■ WHAT YOU HAVE TO DO ■
Your task is to repeat the lines below exactly, excluding any pictures they contain.

[START RECORDED INFORMATION]

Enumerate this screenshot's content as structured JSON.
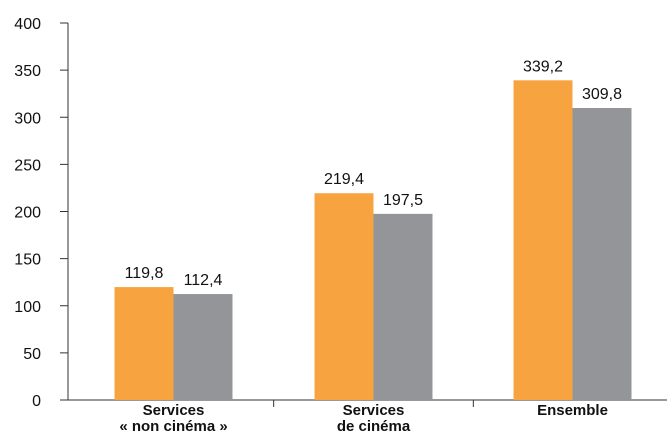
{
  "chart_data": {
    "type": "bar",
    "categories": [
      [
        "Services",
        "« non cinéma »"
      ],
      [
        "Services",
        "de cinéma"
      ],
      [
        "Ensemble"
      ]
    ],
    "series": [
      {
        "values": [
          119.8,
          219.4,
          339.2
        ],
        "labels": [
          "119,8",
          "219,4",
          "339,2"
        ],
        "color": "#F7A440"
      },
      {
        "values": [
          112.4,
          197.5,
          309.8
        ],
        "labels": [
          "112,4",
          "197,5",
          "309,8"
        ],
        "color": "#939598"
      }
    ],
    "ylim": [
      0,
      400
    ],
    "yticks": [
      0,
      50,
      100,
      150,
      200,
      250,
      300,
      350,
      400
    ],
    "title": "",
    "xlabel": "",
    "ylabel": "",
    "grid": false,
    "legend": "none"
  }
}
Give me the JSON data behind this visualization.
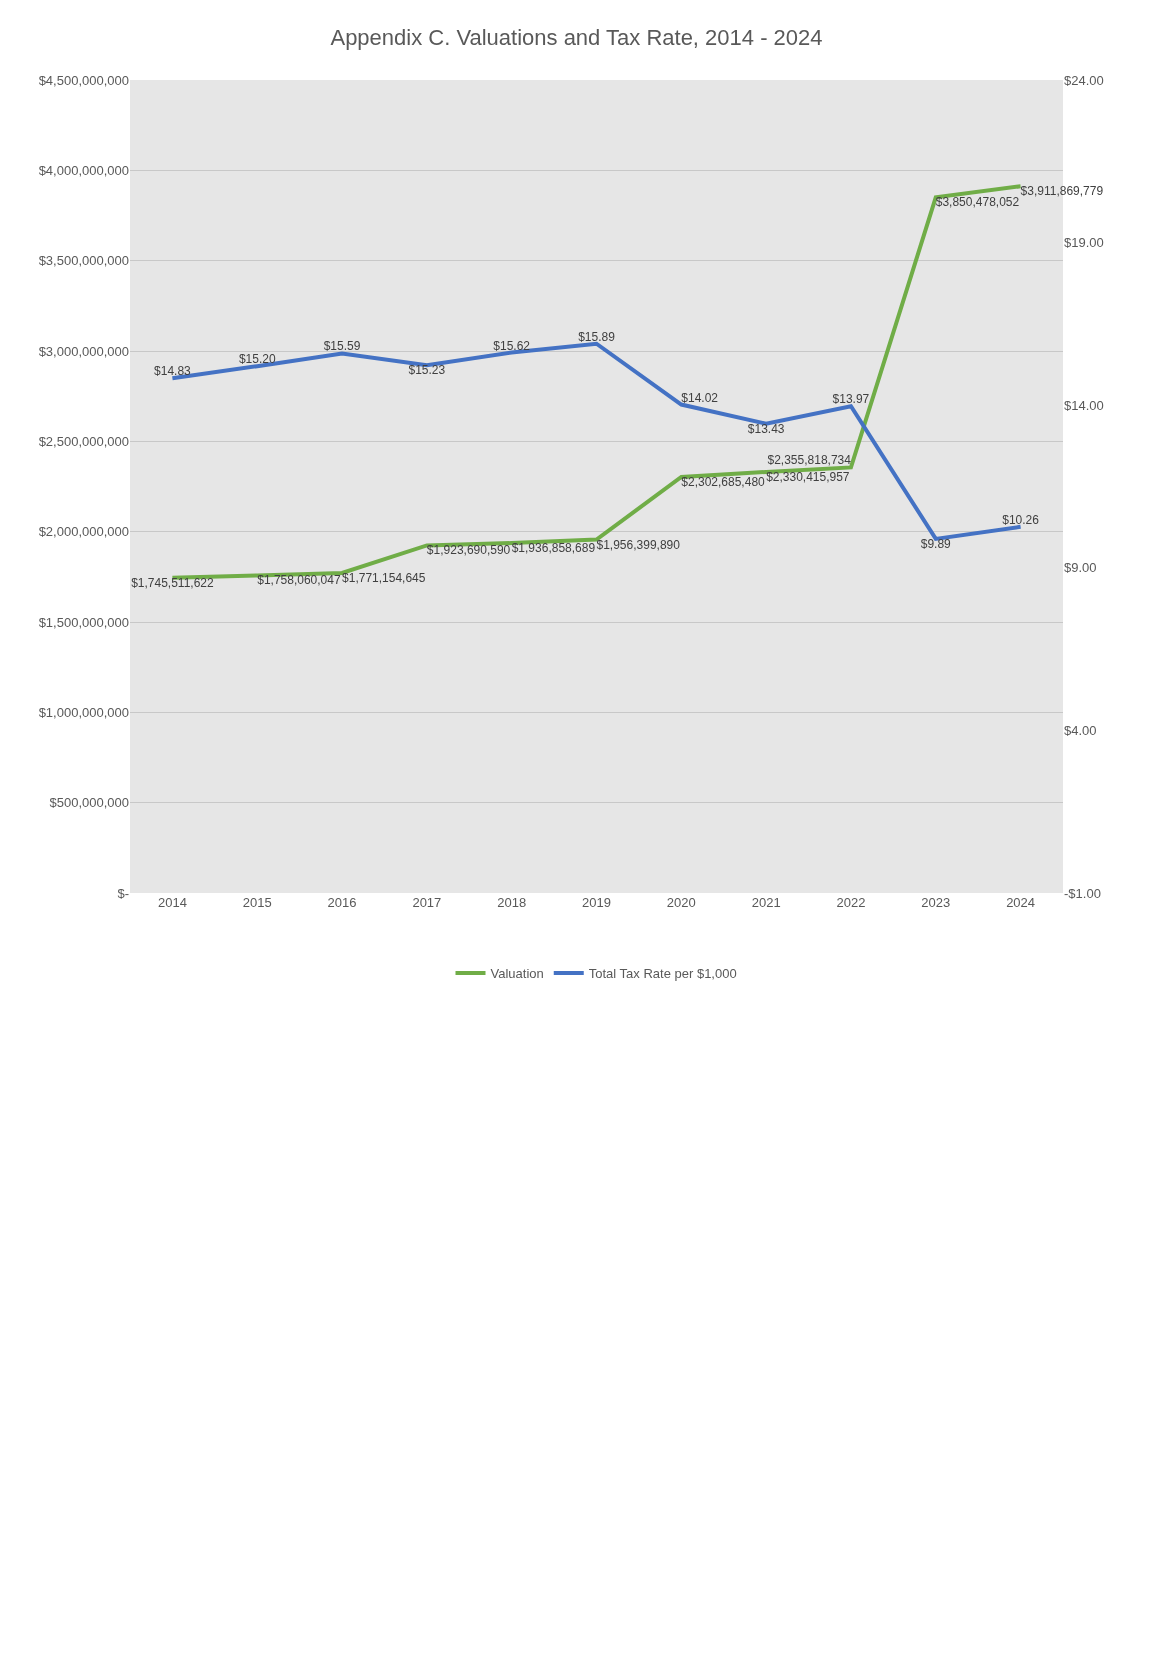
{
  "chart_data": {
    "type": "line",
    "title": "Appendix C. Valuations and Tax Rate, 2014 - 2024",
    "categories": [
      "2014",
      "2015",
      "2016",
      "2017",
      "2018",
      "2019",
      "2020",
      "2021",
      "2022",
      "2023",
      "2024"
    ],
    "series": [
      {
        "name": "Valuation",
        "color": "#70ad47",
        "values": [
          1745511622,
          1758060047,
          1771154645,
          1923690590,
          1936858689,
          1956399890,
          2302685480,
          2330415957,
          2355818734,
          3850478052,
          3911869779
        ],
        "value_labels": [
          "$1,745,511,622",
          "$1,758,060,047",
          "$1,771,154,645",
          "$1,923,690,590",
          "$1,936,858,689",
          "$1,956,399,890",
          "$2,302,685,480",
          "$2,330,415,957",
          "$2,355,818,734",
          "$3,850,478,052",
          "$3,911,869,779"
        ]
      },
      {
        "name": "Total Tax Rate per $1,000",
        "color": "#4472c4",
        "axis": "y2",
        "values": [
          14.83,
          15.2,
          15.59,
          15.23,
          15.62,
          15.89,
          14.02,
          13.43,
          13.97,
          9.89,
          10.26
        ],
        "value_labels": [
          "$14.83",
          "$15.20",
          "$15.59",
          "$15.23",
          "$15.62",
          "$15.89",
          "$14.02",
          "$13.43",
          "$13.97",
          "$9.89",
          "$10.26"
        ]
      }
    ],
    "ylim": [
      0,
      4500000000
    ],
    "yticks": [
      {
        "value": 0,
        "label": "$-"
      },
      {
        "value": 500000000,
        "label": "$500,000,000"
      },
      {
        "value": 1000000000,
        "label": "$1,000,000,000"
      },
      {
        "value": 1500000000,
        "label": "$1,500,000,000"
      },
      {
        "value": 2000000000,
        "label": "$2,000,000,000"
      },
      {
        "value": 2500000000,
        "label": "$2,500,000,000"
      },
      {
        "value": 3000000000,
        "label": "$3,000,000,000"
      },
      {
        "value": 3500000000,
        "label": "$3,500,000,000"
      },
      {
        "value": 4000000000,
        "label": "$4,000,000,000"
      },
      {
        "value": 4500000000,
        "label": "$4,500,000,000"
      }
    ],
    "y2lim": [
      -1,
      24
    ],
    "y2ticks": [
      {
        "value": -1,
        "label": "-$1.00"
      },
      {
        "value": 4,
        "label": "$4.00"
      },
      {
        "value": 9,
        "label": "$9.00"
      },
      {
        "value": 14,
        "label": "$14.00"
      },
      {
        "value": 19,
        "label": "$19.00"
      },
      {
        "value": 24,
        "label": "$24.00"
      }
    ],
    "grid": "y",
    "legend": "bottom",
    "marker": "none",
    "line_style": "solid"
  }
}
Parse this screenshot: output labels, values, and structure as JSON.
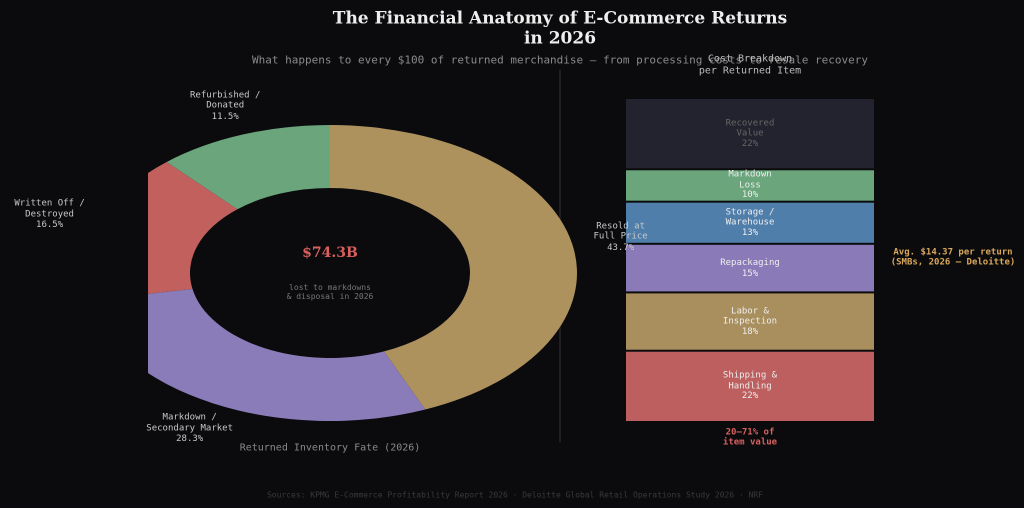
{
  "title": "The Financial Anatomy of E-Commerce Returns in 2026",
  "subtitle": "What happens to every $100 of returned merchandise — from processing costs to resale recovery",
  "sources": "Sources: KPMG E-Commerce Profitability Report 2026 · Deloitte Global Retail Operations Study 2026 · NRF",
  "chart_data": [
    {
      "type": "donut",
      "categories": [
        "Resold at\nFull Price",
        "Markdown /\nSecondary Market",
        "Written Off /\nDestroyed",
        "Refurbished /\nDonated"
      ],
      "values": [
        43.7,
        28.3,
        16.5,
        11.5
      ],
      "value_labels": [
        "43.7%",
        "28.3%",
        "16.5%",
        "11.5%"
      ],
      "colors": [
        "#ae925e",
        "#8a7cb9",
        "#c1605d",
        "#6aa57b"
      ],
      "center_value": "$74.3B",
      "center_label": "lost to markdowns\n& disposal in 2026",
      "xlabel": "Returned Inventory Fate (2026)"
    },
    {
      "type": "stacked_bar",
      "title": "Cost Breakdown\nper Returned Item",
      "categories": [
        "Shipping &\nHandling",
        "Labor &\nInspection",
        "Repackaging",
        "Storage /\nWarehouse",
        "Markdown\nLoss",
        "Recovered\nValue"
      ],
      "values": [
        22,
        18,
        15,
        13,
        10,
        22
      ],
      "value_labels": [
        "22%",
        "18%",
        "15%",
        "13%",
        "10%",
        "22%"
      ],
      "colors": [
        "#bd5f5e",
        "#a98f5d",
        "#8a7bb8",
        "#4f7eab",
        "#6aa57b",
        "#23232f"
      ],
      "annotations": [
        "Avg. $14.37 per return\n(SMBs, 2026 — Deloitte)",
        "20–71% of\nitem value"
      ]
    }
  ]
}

[END RECORDED INFORMATION]

■ FINISHED TASK ■
Enumerate this screenshot's content as structured JSON.
{
  "chart_data": {
    "type": "bar",
    "categories": [
      [
        "Services",
        "« non cinéma »"
      ],
      [
        "Services",
        "de cinéma"
      ],
      [
        "Ensemble"
      ]
    ],
    "series": [
      {
        "values": [
          119.8,
          219.4,
          339.2
        ],
        "labels": [
          "119,8",
          "219,4",
          "339,2"
        ],
        "color": "#F7A440"
      },
      {
        "values": [
          112.4,
          197.5,
          309.8
        ],
        "labels": [
          "112,4",
          "197,5",
          "309,8"
        ],
        "color": "#939598"
      }
    ],
    "ylim": [
      0,
      400
    ],
    "yticks": [
      0,
      50,
      100,
      150,
      200,
      250,
      300,
      350,
      400
    ],
    "title": "",
    "xlabel": "",
    "ylabel": "",
    "grid": false,
    "legend": "none"
  }
}
Give me the JSON data behind this visualization.
{
  "chart_data": {
    "type": "line",
    "title": "Appendix C. Valuations and Tax Rate, 2014 - 2024",
    "categories": [
      "2014",
      "2015",
      "2016",
      "2017",
      "2018",
      "2019",
      "2020",
      "2021",
      "2022",
      "2023",
      "2024"
    ],
    "series": [
      {
        "name": "Valuation",
        "color": "#70ad47",
        "values": [
          1745511622,
          1758060047,
          1771154645,
          1923690590,
          1936858689,
          1956399890,
          2302685480,
          2330415957,
          2355818734,
          3850478052,
          3911869779
        ],
        "value_labels": [
          "$1,745,511,622",
          "$1,758,060,047",
          "$1,771,154,645",
          "$1,923,690,590",
          "$1,936,858,689",
          "$1,956,399,890",
          "$2,302,685,480",
          "$2,330,415,957",
          "$2,355,818,734",
          "$3,850,478,052",
          "$3,911,869,779"
        ]
      },
      {
        "name": "Total Tax Rate per $1,000",
        "color": "#4472c4",
        "axis": "y2",
        "values": [
          14.83,
          15.2,
          15.59,
          15.23,
          15.62,
          15.89,
          14.02,
          13.43,
          13.97,
          9.89,
          10.26
        ],
        "value_labels": [
          "$14.83",
          "$15.20",
          "$15.59",
          "$15.23",
          "$15.62",
          "$15.89",
          "$14.02",
          "$13.43",
          "$13.97",
          "$9.89",
          "$10.26"
        ]
      }
    ],
    "ylim": [
      0,
      4500000000
    ],
    "yticks": [
      {
        "value": 0,
        "label": "$-"
      },
      {
        "value": 500000000,
        "label": "$500,000,000"
      },
      {
        "value": 1000000000,
        "label": "$1,000,000,000"
      },
      {
        "value": 1500000000,
        "label": "$1,500,000,000"
      },
      {
        "value": 2000000000,
        "label": "$2,000,000,000"
      },
      {
        "value": 2500000000,
        "label": "$2,500,000,000"
      },
      {
        "value": 3000000000,
        "label": "$3,000,000,000"
      },
      {
        "value": 3500000000,
        "label": "$3,500,000,000"
      },
      {
        "value": 4000000000,
        "label": "$4,000,000,000"
      },
      {
        "value": 4500000000,
        "label": "$4,500,000,000"
      }
    ],
    "y2lim": [
      -1,
      24
    ],
    "y2ticks": [
      {
        "value": -1,
        "label": "-$1.00"
      },
      {
        "value": 4,
        "label": "$4.00"
      },
      {
        "value": 9,
        "label": "$9.00"
      },
      {
        "value": 14,
        "label": "$14.00"
      },
      {
        "value": 19,
        "label": "$19.00"
      },
      {
        "value": 24,
        "label": "$24.00"
      }
    ],
    "grid": "y",
    "legend": "bottom",
    "marker": "none",
    "line_style": "solid"
  }
}
Parse this screenshot: output labels, values, and structure as JSON.
{
  "title": "The Financial Anatomy of E-Commerce Returns in 2026",
  "subtitle": "What happens to every $100 of returned merchandise — from processing costs to resale recovery",
  "sources": "Sources: KPMG E-Commerce Profitability Report 2026 · Deloitte Global Retail Operations Study 2026 · NRF",
  "chart_data": [
    {
      "type": "donut",
      "categories": [
        "Resold at\nFull Price",
        "Markdown /\nSecondary Market",
        "Written Off /\nDestroyed",
        "Refurbished /\nDonated"
      ],
      "values": [
        43.7,
        28.3,
        16.5,
        11.5
      ],
      "value_labels": [
        "43.7%",
        "28.3%",
        "16.5%",
        "11.5%"
      ],
      "colors": [
        "#ae925e",
        "#8a7cb9",
        "#c1605d",
        "#6aa57b"
      ],
      "center_value": "$74.3B",
      "center_label": "lost to markdowns\n& disposal in 2026",
      "xlabel": "Returned Inventory Fate (2026)"
    },
    {
      "type": "stacked_bar",
      "title": "Cost Breakdown\nper Returned Item",
      "categories": [
        "Shipping &\nHandling",
        "Labor &\nInspection",
        "Repackaging",
        "Storage /\nWarehouse",
        "Markdown\nLoss",
        "Recovered\nValue"
      ],
      "values": [
        22,
        18,
        15,
        13,
        10,
        22
      ],
      "value_labels": [
        "22%",
        "18%",
        "15%",
        "13%",
        "10%",
        "22%"
      ],
      "colors": [
        "#bd5f5e",
        "#a98f5d",
        "#8a7bb8",
        "#4f7eab",
        "#6aa57b",
        "#23232f"
      ],
      "annotations": [
        "Avg. $14.37 per return\n(SMBs, 2026 — Deloitte)",
        "20–71% of\nitem value"
      ]
    }
  ]
}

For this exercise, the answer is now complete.